## begin DATA IN THIS EXERCISE
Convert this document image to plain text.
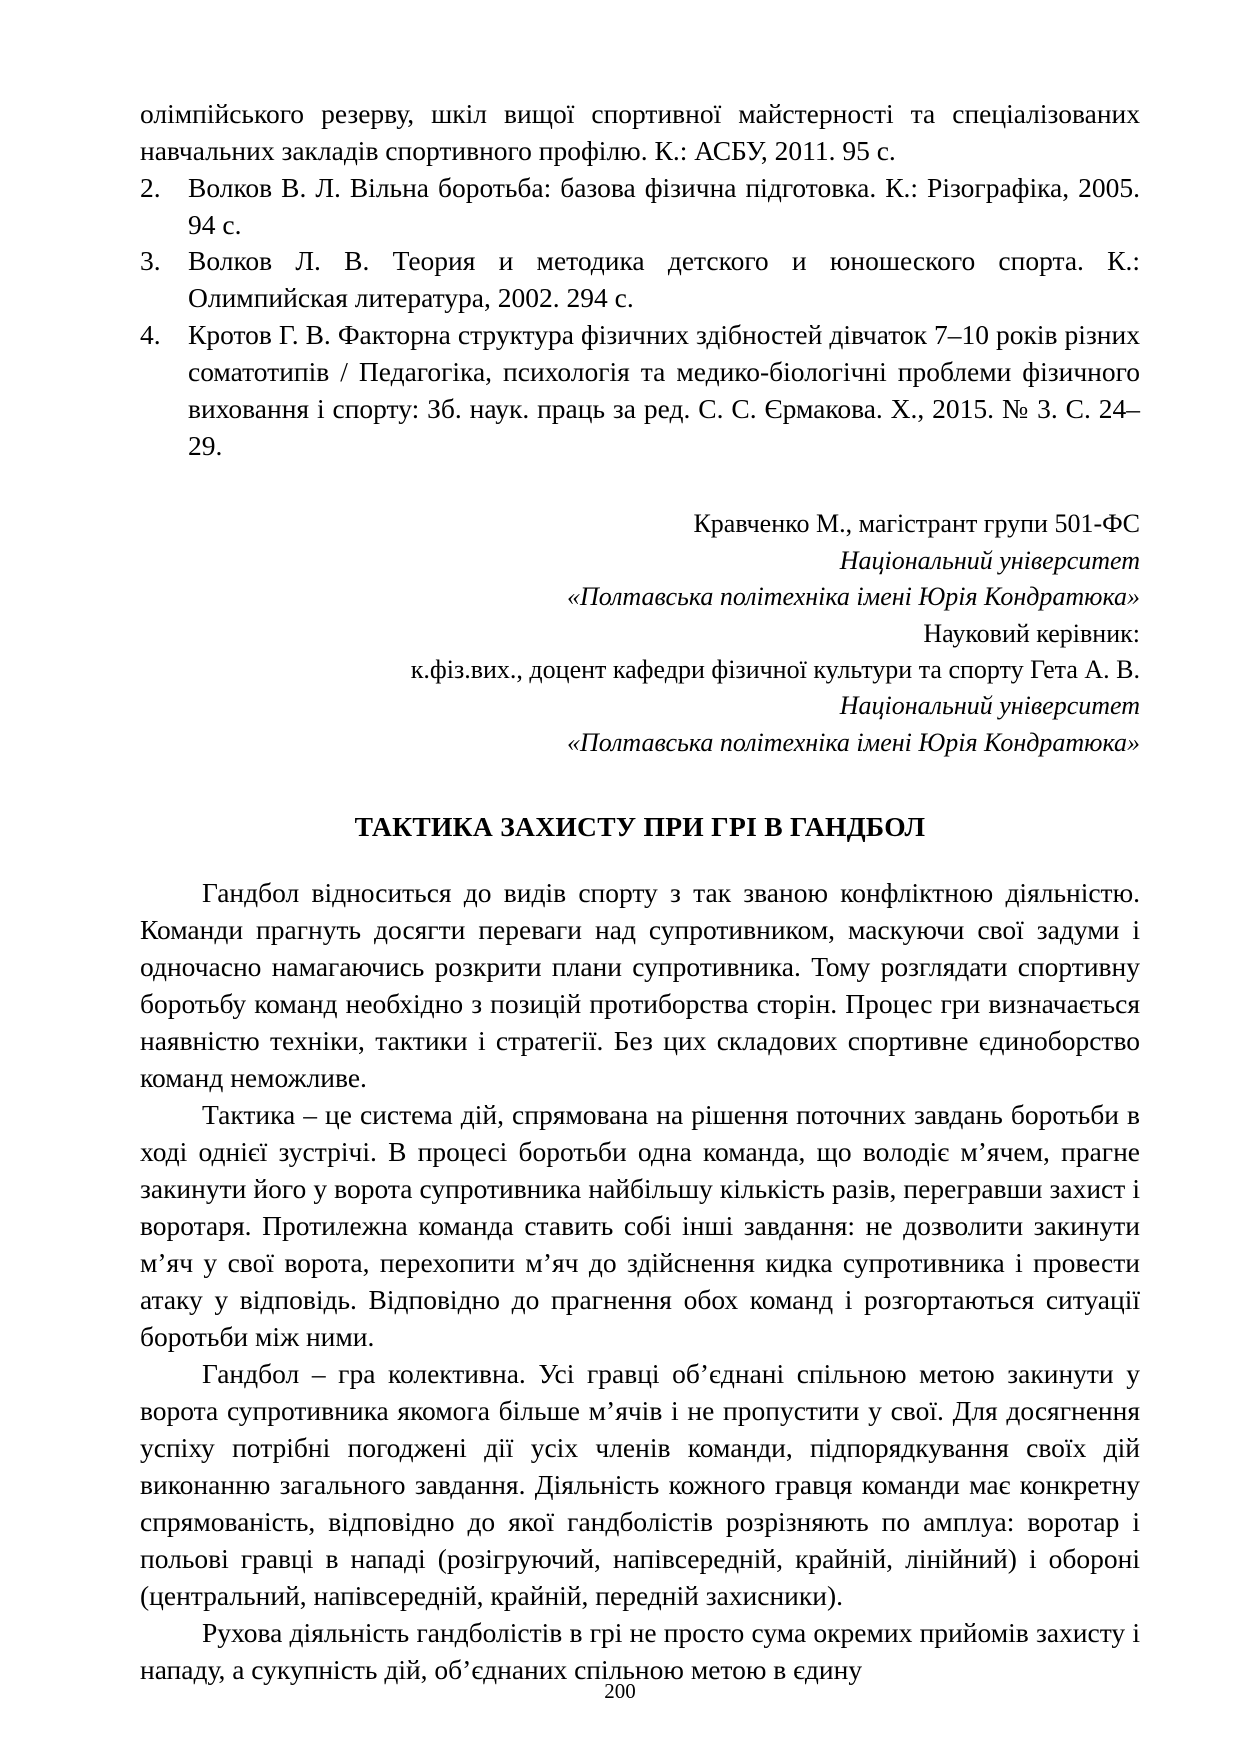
олімпійського резерву, шкіл вищої спортивної майстерності та спеціалізованих навчальних закладів спортивного профілю. К.: АСБУ, 2011. 95 с.

2. Волков В. Л. Вільна боротьба: базова фізична підготовка. К.: Різографіка, 2005. 94 с.
3. Волков Л. В. Теория и методика детского и юношеского спорта. К.: Олимпийская литература, 2002. 294 с.
4. Кротов Г. В. Факторна структура фізичних здібностей дівчаток 7–10 років різних соматотипів / Педагогіка, психологія та медико-біологічні проблеми фізичного виховання і спорту: Зб. наук. праць за ред. С. С. Єрмакова. Х., 2015. № 3. С. 24–29.
Кравченко М., магістрант групи 501-ФС
Національний університет
«Полтавська політехніка імені Юрія Кондратюка»
Науковий керівник:
к.фіз.вих., доцент кафедри фізичної культури та спорту Гета А. В.
Національний університет
«Полтавська політехніка імені Юрія Кондратюка»
ТАКТИКА ЗАХИСТУ ПРИ ГРІ В ГАНДБОЛ

Гандбол відноситься до видів спорту з так званою конфліктною діяльністю. Команди прагнуть досягти переваги над супротивником, маскуючи свої задуми і одночасно намагаючись розкрити плани супротивника. Тому розглядати спортивну боротьбу команд необхідно з позицій протиборства сторін. Процес гри визначається наявністю техніки, тактики і стратегії. Без цих складових спортивне єдиноборство команд неможливе.

Тактика – це система дій, спрямована на рішення поточних завдань боротьби в ході однієї зустрічі. В процесі боротьби одна команда, що володіє м’ячем, прагне закинути його у ворота супротивника найбільшу кількість разів, перегравши захист і воротаря. Протилежна команда ставить собі інші завдання: не дозволити закинути м’яч у свої ворота, перехопити м’яч до здійснення кидка супротивника і провести атаку у відповідь. Відповідно до прагнення обох команд і розгортаються ситуації боротьби між ними.

Гандбол – гра колективна. Усі гравці об’єднані спільною метою закинути у ворота супротивника якомога більше м’ячів і не пропустити у свої. Для досягнення успіху потрібні погоджені дії усіх членів команди, підпорядкування своїх дій виконанню загального завдання. Діяльність кожного гравця команди має конкретну спрямованість, відповідно до якої гандболістів розрізняють по амплуа: воротар і польові гравці в нападі (розігруючий, напівсередній, крайній, лінійний) і обороні (центральний, напівсередній, крайній, передній захисники).

Рухова діяльність гандболістів в грі не просто сума окремих прийомів захисту і нападу, а сукупність дій, об’єднаних спільною метою в єдину

200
## end DATA IN THIS EXERCISE
** EXERCISE AIM **
Every record must be copied exactly, with images dropped from the result.

** TASK ANSWER **
Convert this document image to plain text.
олімпійського резерву, шкіл вищої спортивної майстерності та спеціалізованих навчальних закладів спортивного профілю. К.: АСБУ, 2011. 95 с.

2. Волков В. Л. Вільна боротьба: базова фізична підготовка. К.: Різографіка, 2005. 94 с.
3. Волков Л. В. Теория и методика детского и юношеского спорта. К.: Олимпийская литература, 2002. 294 с.
4. Кротов Г. В. Факторна структура фізичних здібностей дівчаток 7–10 років різних соматотипів / Педагогіка, психологія та медико-біологічні проблеми фізичного виховання і спорту: Зб. наук. праць за ред. С. С. Єрмакова. Х., 2015. № 3. С. 24–29.
Кравченко М., магістрант групи 501-ФС
Національний університет
«Полтавська політехніка імені Юрія Кондратюка»
Науковий керівник:
к.фіз.вих., доцент кафедри фізичної культури та спорту Гета А. В.
Національний університет
«Полтавська політехніка імені Юрія Кондратюка»
ТАКТИКА ЗАХИСТУ ПРИ ГРІ В ГАНДБОЛ

Гандбол відноситься до видів спорту з так званою конфліктною діяльністю. Команди прагнуть досягти переваги над супротивником, маскуючи свої задуми і одночасно намагаючись розкрити плани супротивника. Тому розглядати спортивну боротьбу команд необхідно з позицій протиборства сторін. Процес гри визначається наявністю техніки, тактики і стратегії. Без цих складових спортивне єдиноборство команд неможливе.

Тактика – це система дій, спрямована на рішення поточних завдань боротьби в ході однієї зустрічі. В процесі боротьби одна команда, що володіє м’ячем, прагне закинути його у ворота супротивника найбільшу кількість разів, перегравши захист і воротаря. Протилежна команда ставить собі інші завдання: не дозволити закинути м’яч у свої ворота, перехопити м’яч до здійснення кидка супротивника і провести атаку у відповідь. Відповідно до прагнення обох команд і розгортаються ситуації боротьби між ними.

Гандбол – гра колективна. Усі гравці об’єднані спільною метою закинути у ворота супротивника якомога більше м’ячів і не пропустити у свої. Для досягнення успіху потрібні погоджені дії усіх членів команди, підпорядкування своїх дій виконанню загального завдання. Діяльність кожного гравця команди має конкретну спрямованість, відповідно до якої гандболістів розрізняють по амплуа: воротар і польові гравці в нападі (розігруючий, напівсередній, крайній, лінійний) і обороні (центральний, напівсередній, крайній, передній захисники).

Рухова діяльність гандболістів в грі не просто сума окремих прийомів захисту і нападу, а сукупність дій, об’єднаних спільною метою в єдину

200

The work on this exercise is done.